## Provided material
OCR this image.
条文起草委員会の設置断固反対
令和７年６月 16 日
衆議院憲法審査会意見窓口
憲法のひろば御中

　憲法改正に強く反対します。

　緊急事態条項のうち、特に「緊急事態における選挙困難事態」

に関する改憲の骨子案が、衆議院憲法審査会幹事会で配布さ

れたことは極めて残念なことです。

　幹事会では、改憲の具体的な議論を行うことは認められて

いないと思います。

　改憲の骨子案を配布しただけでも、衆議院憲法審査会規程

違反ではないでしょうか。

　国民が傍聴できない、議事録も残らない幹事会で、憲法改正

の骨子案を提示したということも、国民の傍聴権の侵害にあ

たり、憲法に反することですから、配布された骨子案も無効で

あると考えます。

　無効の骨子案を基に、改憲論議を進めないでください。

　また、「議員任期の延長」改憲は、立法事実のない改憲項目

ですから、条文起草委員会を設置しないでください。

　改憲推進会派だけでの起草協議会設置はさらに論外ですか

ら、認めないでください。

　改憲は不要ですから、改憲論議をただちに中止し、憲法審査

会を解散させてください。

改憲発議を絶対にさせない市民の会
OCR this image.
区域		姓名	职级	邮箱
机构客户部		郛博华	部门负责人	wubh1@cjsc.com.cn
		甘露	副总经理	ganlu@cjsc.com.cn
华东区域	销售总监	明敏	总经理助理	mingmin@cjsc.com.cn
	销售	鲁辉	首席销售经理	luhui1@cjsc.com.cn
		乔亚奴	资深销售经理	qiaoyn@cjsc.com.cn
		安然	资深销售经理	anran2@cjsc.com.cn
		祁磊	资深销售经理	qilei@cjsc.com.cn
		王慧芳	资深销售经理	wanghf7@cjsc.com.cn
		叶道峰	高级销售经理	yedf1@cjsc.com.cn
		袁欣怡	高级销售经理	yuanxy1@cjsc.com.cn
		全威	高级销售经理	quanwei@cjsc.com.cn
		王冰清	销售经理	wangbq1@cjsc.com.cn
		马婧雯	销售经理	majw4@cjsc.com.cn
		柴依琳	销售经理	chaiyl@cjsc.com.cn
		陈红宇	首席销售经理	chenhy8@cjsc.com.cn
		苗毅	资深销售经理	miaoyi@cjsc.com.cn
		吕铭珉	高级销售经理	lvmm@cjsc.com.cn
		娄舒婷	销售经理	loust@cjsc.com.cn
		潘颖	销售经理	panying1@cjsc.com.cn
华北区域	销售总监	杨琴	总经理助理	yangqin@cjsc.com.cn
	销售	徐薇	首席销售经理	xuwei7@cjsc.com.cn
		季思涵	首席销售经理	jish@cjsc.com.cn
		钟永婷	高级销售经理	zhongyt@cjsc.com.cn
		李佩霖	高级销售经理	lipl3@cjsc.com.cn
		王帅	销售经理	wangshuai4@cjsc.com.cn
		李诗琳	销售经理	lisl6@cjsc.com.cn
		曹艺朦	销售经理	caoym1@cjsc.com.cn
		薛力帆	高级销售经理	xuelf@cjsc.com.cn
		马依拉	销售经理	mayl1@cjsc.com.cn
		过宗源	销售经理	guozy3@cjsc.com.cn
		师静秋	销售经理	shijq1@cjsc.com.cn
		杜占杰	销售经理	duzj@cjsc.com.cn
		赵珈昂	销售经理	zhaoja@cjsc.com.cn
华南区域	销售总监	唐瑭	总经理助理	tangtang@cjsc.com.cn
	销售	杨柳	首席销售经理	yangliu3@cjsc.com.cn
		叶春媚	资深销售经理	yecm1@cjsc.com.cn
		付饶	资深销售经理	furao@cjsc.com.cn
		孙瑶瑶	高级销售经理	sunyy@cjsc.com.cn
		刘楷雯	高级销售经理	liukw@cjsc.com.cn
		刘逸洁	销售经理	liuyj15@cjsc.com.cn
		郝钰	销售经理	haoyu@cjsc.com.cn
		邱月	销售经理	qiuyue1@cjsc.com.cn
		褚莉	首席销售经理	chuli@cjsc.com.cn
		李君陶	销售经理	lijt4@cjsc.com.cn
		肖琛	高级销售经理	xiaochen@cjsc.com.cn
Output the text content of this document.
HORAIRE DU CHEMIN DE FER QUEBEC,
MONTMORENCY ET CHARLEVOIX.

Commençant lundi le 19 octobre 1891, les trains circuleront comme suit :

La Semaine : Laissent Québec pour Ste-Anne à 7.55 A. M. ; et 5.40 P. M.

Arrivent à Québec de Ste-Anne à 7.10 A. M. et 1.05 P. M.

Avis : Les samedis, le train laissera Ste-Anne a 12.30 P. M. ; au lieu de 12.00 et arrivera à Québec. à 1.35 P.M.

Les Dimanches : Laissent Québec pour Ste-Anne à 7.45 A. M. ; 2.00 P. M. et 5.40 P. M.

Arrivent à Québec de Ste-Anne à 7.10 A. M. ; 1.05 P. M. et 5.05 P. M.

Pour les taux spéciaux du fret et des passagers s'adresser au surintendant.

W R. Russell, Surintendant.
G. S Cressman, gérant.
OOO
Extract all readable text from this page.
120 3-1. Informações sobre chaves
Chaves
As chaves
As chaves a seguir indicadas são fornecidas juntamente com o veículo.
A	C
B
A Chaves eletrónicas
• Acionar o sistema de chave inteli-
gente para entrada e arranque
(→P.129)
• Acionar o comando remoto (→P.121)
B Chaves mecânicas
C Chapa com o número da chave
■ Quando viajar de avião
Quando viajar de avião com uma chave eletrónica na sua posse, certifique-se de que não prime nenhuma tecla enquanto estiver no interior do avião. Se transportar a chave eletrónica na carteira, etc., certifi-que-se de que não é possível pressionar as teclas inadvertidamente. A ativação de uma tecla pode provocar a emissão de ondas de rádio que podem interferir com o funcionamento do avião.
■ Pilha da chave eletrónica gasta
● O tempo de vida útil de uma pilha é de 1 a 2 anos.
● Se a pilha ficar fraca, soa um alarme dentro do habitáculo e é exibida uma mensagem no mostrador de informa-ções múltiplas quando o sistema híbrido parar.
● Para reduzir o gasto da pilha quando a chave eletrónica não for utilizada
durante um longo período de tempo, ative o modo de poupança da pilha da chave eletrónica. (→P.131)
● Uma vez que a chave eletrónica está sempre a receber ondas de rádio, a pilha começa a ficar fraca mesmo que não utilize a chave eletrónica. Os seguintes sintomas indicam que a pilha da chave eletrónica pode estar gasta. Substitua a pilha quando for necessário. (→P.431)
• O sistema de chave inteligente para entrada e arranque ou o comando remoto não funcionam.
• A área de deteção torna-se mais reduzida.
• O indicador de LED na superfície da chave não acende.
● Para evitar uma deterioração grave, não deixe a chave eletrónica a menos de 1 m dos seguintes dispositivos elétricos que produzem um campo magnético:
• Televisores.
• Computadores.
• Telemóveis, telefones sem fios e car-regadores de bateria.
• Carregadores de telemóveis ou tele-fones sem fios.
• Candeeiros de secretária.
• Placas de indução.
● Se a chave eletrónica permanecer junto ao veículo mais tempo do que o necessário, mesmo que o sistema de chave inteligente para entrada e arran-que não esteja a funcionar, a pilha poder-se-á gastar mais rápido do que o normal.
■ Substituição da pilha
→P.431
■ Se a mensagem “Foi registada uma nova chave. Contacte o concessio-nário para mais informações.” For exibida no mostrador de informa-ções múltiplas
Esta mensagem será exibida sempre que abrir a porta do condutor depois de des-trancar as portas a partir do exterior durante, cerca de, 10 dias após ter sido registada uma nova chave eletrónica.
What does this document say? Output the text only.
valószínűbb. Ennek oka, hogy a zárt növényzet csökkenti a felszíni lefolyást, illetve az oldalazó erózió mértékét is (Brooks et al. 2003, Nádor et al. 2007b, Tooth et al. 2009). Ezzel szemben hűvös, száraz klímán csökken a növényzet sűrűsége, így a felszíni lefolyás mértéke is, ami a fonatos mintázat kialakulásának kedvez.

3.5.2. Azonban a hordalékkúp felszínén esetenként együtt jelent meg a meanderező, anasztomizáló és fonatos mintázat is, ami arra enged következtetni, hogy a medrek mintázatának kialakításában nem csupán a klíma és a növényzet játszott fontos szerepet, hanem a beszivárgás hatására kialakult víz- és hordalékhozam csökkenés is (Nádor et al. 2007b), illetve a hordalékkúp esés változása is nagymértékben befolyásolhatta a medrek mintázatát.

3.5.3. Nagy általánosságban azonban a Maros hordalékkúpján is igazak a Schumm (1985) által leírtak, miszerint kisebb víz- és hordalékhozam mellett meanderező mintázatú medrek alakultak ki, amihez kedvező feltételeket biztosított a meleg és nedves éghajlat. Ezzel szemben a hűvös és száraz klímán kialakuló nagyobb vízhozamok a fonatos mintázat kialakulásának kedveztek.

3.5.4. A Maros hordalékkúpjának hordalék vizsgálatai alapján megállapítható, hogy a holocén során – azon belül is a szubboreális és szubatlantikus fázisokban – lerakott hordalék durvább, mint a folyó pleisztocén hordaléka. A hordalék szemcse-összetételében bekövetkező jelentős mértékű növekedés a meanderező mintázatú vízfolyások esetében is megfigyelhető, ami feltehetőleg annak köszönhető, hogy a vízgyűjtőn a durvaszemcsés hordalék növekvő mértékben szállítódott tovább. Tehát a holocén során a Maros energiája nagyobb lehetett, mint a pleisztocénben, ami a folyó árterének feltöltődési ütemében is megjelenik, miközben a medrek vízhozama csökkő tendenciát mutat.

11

## Short task
Out of the records, collect only those lines that contain the string "comando".

## Result for this task
• Acionar o comando remoto (→P.121)
• O sistema de chave inteligente para entrada e arranque ou o comando remoto não funcionam.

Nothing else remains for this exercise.